Document page text data

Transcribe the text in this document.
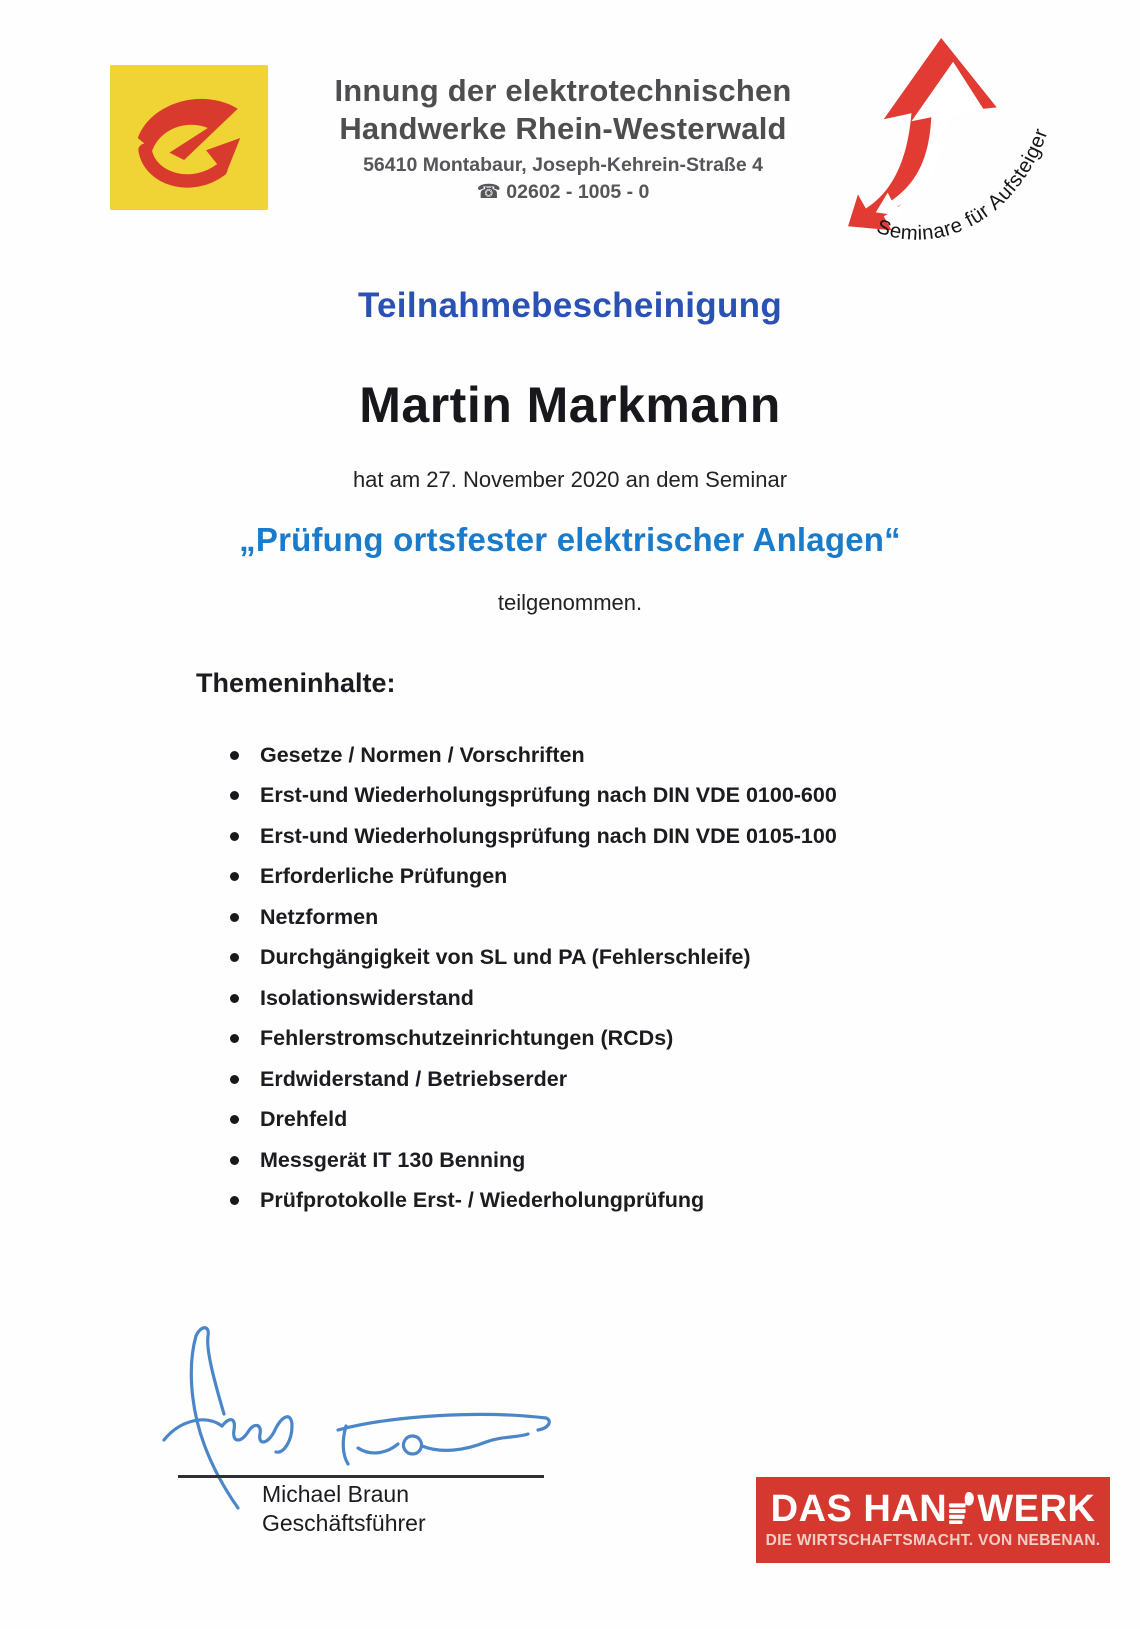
Innung der elektrotechnischen
Handwerke Rhein-Westerwald
56410 Montabaur, Joseph-Kehrein-Straße 4
☎ 02602 - 1005 - 0
Seminare für Aufsteiger
Teilnahmebescheinigung
Martin Markmann

hat am 27. November 2020 an dem Seminar

„Prüfung ortsfester elektrischer Anlagen“

teilgenommen.

Themeninhalte:
Gesetze / Normen / Vorschriften
Erst-und Wiederholungsprüfung nach DIN VDE 0100-600
Erst-und Wiederholungsprüfung nach DIN VDE 0105-100
Erforderliche Prüfungen
Netzformen
Durchgängigkeit von SL und PA (Fehlerschleife)
Isolationswiderstand
Fehlerstromschutzeinrichtungen (RCDs)
Erdwiderstand / Betriebserder
Drehfeld
Messgerät IT 130 Benning
Prüfprotokolle Erst- / Wiederholungprüfung
Michael Braun
Geschäftsführer	DAS HAN WERK
DIE WIRTSCHAFTSMACHT. VON NEBENAN.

Activity>
In your copy, include no pictures, but set down every record exactly.

Answer to this exercise>
Transcribe the text in this document.
Innung der elektrotechnischen
Handwerke Rhein-Westerwald
56410 Montabaur, Joseph-Kehrein-Straße 4
☎ 02602 - 1005 - 0
Seminare für Aufsteiger
Teilnahmebescheinigung
Martin Markmann

hat am 27. November 2020 an dem Seminar

„Prüfung ortsfester elektrischer Anlagen“

teilgenommen.

Themeninhalte:
Gesetze / Normen / Vorschriften
Erst-und Wiederholungsprüfung nach DIN VDE 0100-600
Erst-und Wiederholungsprüfung nach DIN VDE 0105-100
Erforderliche Prüfungen
Netzformen
Durchgängigkeit von SL und PA (Fehlerschleife)
Isolationswiderstand
Fehlerstromschutzeinrichtungen (RCDs)
Erdwiderstand / Betriebserder
Drehfeld
Messgerät IT 130 Benning
Prüfprotokolle Erst- / Wiederholungprüfung
Michael Braun
Geschäftsführer	DAS HAN WERK
DIE WIRTSCHAFTSMACHT. VON NEBENAN.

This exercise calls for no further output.